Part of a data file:
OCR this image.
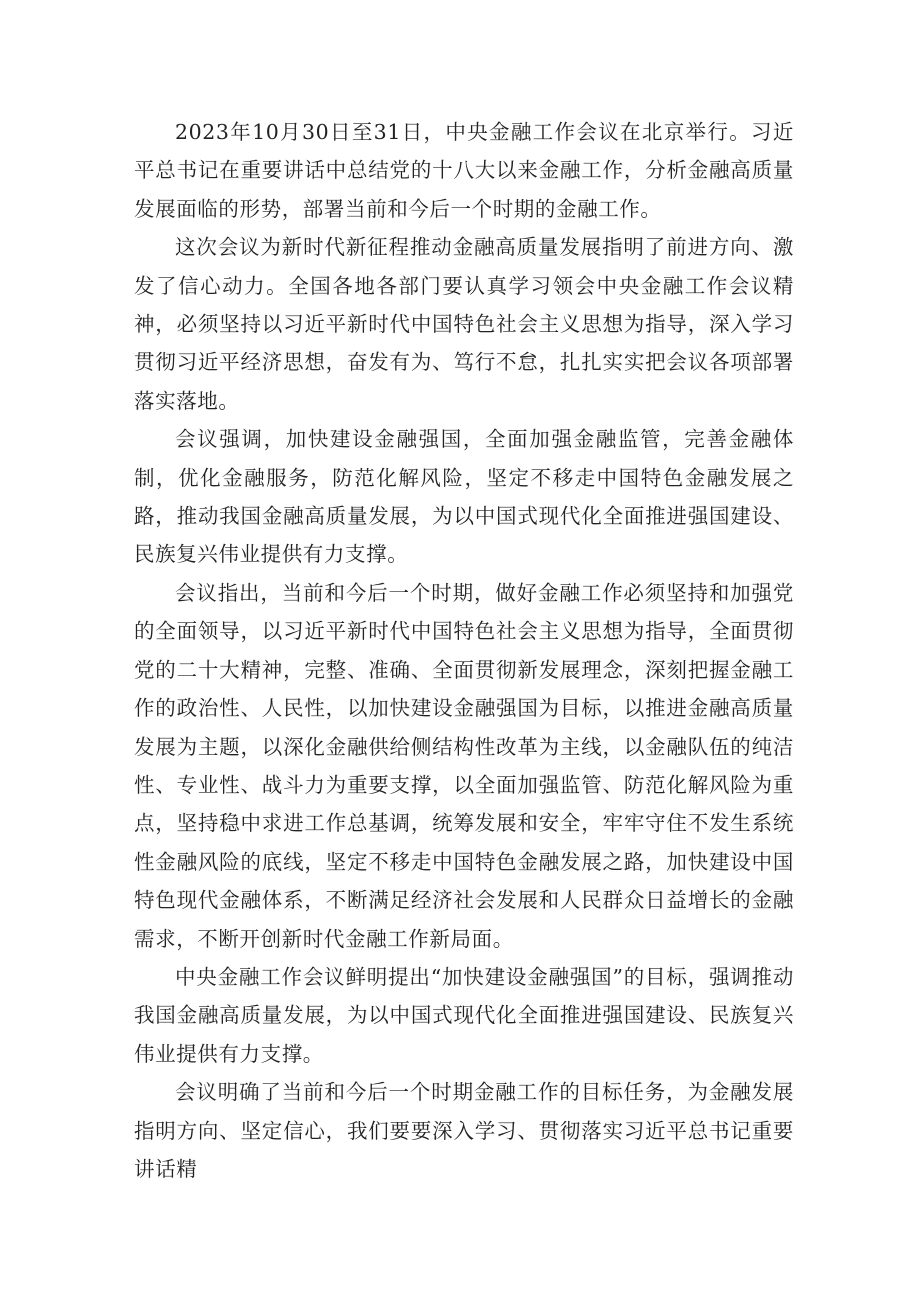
2023年10月30日至31日，中央金融工作会议在北京举行。习近平总书记在重要讲话中总结党的十八大以来金融工作，分析金融高质量发展面临的形势，部署当前和今后一个时期的金融工作。

这次会议为新时代新征程推动金融高质量发展指明了前进方向、激发了信心动力。全国各地各部门要认真学习领会中央金融工作会议精神，必须坚持以习近平新时代中国特色社会主义思想为指导，深入学习贯彻习近平经济思想，奋发有为、笃行不怠，扎扎实实把会议各项部署落实落地。

会议强调，加快建设金融强国，全面加强金融监管，完善金融体制，优化金融服务，防范化解风险，坚定不移走中国特色金融发展之路，推动我国金融高质量发展，为以中国式现代化全面推进强国建设、民族复兴伟业提供有力支撑。

会议指出，当前和今后一个时期，做好金融工作必须坚持和加强党的全面领导，以习近平新时代中国特色社会主义思想为指导，全面贯彻党的二十大精神，完整、准确、全面贯彻新发展理念，深刻把握金融工作的政治性、人民性，以加快建设金融强国为目标，以推进金融高质量发展为主题，以深化金融供给侧结构性改革为主线，以金融队伍的纯洁性、专业性、战斗力为重要支撑，以全面加强监管、防范化解风险为重点，坚持稳中求进工作总基调，统筹发展和安全，牢牢守住不发生系统性金融风险的底线，坚定不移走中国特色金融发展之路，加快建设中国特色现代金融体系，不断满足经济社会发展和人民群众日益增长的金融需求，不断开创新时代金融工作新局面。

中央金融工作会议鲜明提出“加快建设金融强国”的目标，强调推动我国金融高质量发展，为以中国式现代化全面推进强国建设、民族复兴伟业提供有力支撑。

会议明确了当前和今后一个时期金融工作的目标任务，为金融发展指明方向、坚定信心，我们要要深入学习、贯彻落实习近平总书记重要讲话精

=== WRITTEN PROBLEM ===
Each entry shown above must be quoted exactly, with its pictures left out.

=== SOLUTION ===
OCR this image.
2023年10月30日至31日，中央金融工作会议在北京举行。习近平总书记在重要讲话中总结党的十八大以来金融工作，分析金融高质量发展面临的形势，部署当前和今后一个时期的金融工作。

这次会议为新时代新征程推动金融高质量发展指明了前进方向、激发了信心动力。全国各地各部门要认真学习领会中央金融工作会议精神，必须坚持以习近平新时代中国特色社会主义思想为指导，深入学习贯彻习近平经济思想，奋发有为、笃行不怠，扎扎实实把会议各项部署落实落地。

会议强调，加快建设金融强国，全面加强金融监管，完善金融体制，优化金融服务，防范化解风险，坚定不移走中国特色金融发展之路，推动我国金融高质量发展，为以中国式现代化全面推进强国建设、民族复兴伟业提供有力支撑。

会议指出，当前和今后一个时期，做好金融工作必须坚持和加强党的全面领导，以习近平新时代中国特色社会主义思想为指导，全面贯彻党的二十大精神，完整、准确、全面贯彻新发展理念，深刻把握金融工作的政治性、人民性，以加快建设金融强国为目标，以推进金融高质量发展为主题，以深化金融供给侧结构性改革为主线，以金融队伍的纯洁性、专业性、战斗力为重要支撑，以全面加强监管、防范化解风险为重点，坚持稳中求进工作总基调，统筹发展和安全，牢牢守住不发生系统性金融风险的底线，坚定不移走中国特色金融发展之路，加快建设中国特色现代金融体系，不断满足经济社会发展和人民群众日益增长的金融需求，不断开创新时代金融工作新局面。

中央金融工作会议鲜明提出“加快建设金融强国”的目标，强调推动我国金融高质量发展，为以中国式现代化全面推进强国建设、民族复兴伟业提供有力支撑。

会议明确了当前和今后一个时期金融工作的目标任务，为金融发展指明方向、坚定信心，我们要要深入学习、贯彻落实习近平总书记重要讲话精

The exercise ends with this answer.